## What is being asked
Gather every line of the entries that includes the word "小集体主义".

## Recorded information
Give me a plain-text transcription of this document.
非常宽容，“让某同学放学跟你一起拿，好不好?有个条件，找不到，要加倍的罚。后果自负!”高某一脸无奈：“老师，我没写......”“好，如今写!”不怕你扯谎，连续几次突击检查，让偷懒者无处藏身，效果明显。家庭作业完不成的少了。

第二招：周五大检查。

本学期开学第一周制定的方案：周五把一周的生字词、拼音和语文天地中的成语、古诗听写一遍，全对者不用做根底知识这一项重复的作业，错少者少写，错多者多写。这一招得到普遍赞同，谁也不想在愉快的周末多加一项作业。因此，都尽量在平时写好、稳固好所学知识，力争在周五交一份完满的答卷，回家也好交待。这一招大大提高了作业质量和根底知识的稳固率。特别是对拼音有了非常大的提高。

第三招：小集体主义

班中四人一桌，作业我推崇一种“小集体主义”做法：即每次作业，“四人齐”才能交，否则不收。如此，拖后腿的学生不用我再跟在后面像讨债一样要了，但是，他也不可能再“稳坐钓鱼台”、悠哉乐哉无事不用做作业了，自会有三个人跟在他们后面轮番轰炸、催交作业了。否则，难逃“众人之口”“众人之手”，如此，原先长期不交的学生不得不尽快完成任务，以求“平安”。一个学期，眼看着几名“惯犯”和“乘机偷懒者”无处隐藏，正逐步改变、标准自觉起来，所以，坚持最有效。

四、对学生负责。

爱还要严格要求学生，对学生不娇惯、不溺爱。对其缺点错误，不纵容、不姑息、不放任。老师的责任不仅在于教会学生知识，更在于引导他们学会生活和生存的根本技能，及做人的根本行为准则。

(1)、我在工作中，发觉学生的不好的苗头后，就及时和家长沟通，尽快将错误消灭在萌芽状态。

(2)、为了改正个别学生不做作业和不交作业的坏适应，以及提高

## Full response
第三招：小集体主义
班中四人一桌，作业我推崇一种“小集体主义”做法：即每次作业，“四人齐”才能交，否则不收。如此，拖后腿的学生不用我再跟在后面像讨债一样要了，但是，他也不可能再“稳坐钓鱼台”、悠哉乐哉无事不用做作业了，自会有三个人跟在他们后面轮番轰炸、催交作业了。否则，难逃“众人之口”“众人之手”，如此，原先长期不交的学生不得不尽快完成任务，以求“平安”。一个学期，眼看着几名“惯犯”和“乘机偷懒者”无处隐藏，正逐步改变、标准自觉起来，所以，坚持最有效。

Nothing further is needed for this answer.